• _Prompt_: Do not copy the pictures; transcribe all other material exactly.

• _Records provided_:
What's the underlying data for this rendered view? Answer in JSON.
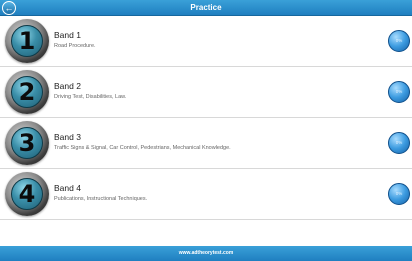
{
  "header": {
    "title": "Practice",
    "back_icon": "arrow-left-icon"
  },
  "bands": [
    {
      "number": "1",
      "title": "Band 1",
      "description": "Road Procedure.",
      "progress": "0%"
    },
    {
      "number": "2",
      "title": "Band 2",
      "description": "Driving Test, Disabilities, Law.",
      "progress": "0%"
    },
    {
      "number": "3",
      "title": "Band 3",
      "description": "Traffic Signs & Signal, Car Control, Pedestrians, Mechanical Knowledge.",
      "progress": "0%"
    },
    {
      "number": "4",
      "title": "Band 4",
      "description": "Publications, Instructional Techniques.",
      "progress": "0%"
    }
  ],
  "footer": {
    "url": "www.adtheorytest.com"
  },
  "colors": {
    "accent": "#2b8fd0",
    "badge_inner": "#3a8ea8",
    "progress": "#3c9be0"
  }
}
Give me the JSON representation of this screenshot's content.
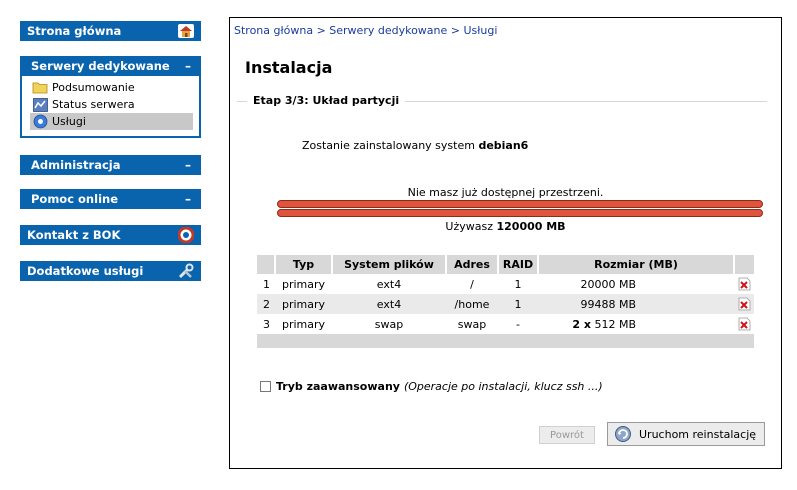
{
  "sidebar": {
    "home": {
      "label": "Strona główna",
      "icon": "home-icon"
    },
    "dedicated": {
      "label": "Serwery dedykowane",
      "toggle": "–",
      "items": [
        {
          "label": "Podsumowanie",
          "icon": "folder-icon"
        },
        {
          "label": "Status serwera",
          "icon": "status-icon"
        },
        {
          "label": "Usługi",
          "icon": "services-icon",
          "active": true
        }
      ]
    },
    "admin": {
      "label": "Administracja",
      "toggle": "–"
    },
    "help": {
      "label": "Pomoc online",
      "toggle": "–"
    },
    "contact": {
      "label": "Kontakt z BOK",
      "icon": "lifebuoy-icon"
    },
    "extra": {
      "label": "Dodatkowe usługi",
      "icon": "tools-icon"
    }
  },
  "breadcrumb": {
    "items": [
      "Strona główna",
      "Serwery dedykowane",
      "Usługi"
    ],
    "separator": ">"
  },
  "page": {
    "title": "Instalacja",
    "step": "Etap 3/3: Układ partycji",
    "install_prefix": "Zostanie zainstalowany system",
    "install_os": "debian6",
    "no_space": "Nie masz już dostępnej przestrzeni.",
    "usage_prefix": "Używasz",
    "usage_value": "120000 MB"
  },
  "table": {
    "headers": [
      "Typ",
      "System plików",
      "Adres",
      "RAID",
      "Rozmiar (MB)"
    ],
    "rows": [
      {
        "n": "1",
        "type": "primary",
        "fs": "ext4",
        "mount": "/",
        "raid": "1",
        "mult": "",
        "size": "20000 MB"
      },
      {
        "n": "2",
        "type": "primary",
        "fs": "ext4",
        "mount": "/home",
        "raid": "1",
        "mult": "",
        "size": "99488 MB"
      },
      {
        "n": "3",
        "type": "primary",
        "fs": "swap",
        "mount": "swap",
        "raid": "-",
        "mult": "2 x",
        "size": "512 MB"
      }
    ]
  },
  "advanced": {
    "label": "Tryb zaawansowany",
    "hint": "(Operacje po instalacji, klucz ssh ...)"
  },
  "buttons": {
    "back": "Powrót",
    "run": "Uruchom reinstalację"
  },
  "colors": {
    "accent": "#0a64ad",
    "bar": "#e0543e",
    "link": "#1a3c9c"
  }
}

• _Correct answer_:
What's the underlying data for this rendered view? Answer in JSON.
{
  "header": {
    "title": "Practice",
    "back_icon": "arrow-left-icon"
  },
  "bands": [
    {
      "number": "1",
      "title": "Band 1",
      "description": "Road Procedure.",
      "progress": "0%"
    },
    {
      "number": "2",
      "title": "Band 2",
      "description": "Driving Test, Disabilities, Law.",
      "progress": "0%"
    },
    {
      "number": "3",
      "title": "Band 3",
      "description": "Traffic Signs & Signal, Car Control, Pedestrians, Mechanical Knowledge.",
      "progress": "0%"
    },
    {
      "number": "4",
      "title": "Band 4",
      "description": "Publications, Instructional Techniques.",
      "progress": "0%"
    }
  ],
  "footer": {
    "url": "www.adtheorytest.com"
  },
  "colors": {
    "accent": "#2b8fd0",
    "badge_inner": "#3a8ea8",
    "progress": "#3c9be0"
  }
}
Give me the JSON representation of this screenshot's content.
{
  "sidebar": {
    "home": {
      "label": "Strona główna",
      "icon": "home-icon"
    },
    "dedicated": {
      "label": "Serwery dedykowane",
      "toggle": "–",
      "items": [
        {
          "label": "Podsumowanie",
          "icon": "folder-icon"
        },
        {
          "label": "Status serwera",
          "icon": "status-icon"
        },
        {
          "label": "Usługi",
          "icon": "services-icon",
          "active": true
        }
      ]
    },
    "admin": {
      "label": "Administracja",
      "toggle": "–"
    },
    "help": {
      "label": "Pomoc online",
      "toggle": "–"
    },
    "contact": {
      "label": "Kontakt z BOK",
      "icon": "lifebuoy-icon"
    },
    "extra": {
      "label": "Dodatkowe usługi",
      "icon": "tools-icon"
    }
  },
  "breadcrumb": {
    "items": [
      "Strona główna",
      "Serwery dedykowane",
      "Usługi"
    ],
    "separator": ">"
  },
  "page": {
    "title": "Instalacja",
    "step": "Etap 3/3: Układ partycji",
    "install_prefix": "Zostanie zainstalowany system",
    "install_os": "debian6",
    "no_space": "Nie masz już dostępnej przestrzeni.",
    "usage_prefix": "Używasz",
    "usage_value": "120000 MB"
  },
  "table": {
    "headers": [
      "Typ",
      "System plików",
      "Adres",
      "RAID",
      "Rozmiar (MB)"
    ],
    "rows": [
      {
        "n": "1",
        "type": "primary",
        "fs": "ext4",
        "mount": "/",
        "raid": "1",
        "mult": "",
        "size": "20000 MB"
      },
      {
        "n": "2",
        "type": "primary",
        "fs": "ext4",
        "mount": "/home",
        "raid": "1",
        "mult": "",
        "size": "99488 MB"
      },
      {
        "n": "3",
        "type": "primary",
        "fs": "swap",
        "mount": "swap",
        "raid": "-",
        "mult": "2 x",
        "size": "512 MB"
      }
    ]
  },
  "advanced": {
    "label": "Tryb zaawansowany",
    "hint": "(Operacje po instalacji, klucz ssh ...)"
  },
  "buttons": {
    "back": "Powrót",
    "run": "Uruchom reinstalację"
  },
  "colors": {
    "accent": "#0a64ad",
    "bar": "#e0543e",
    "link": "#1a3c9c"
  }
}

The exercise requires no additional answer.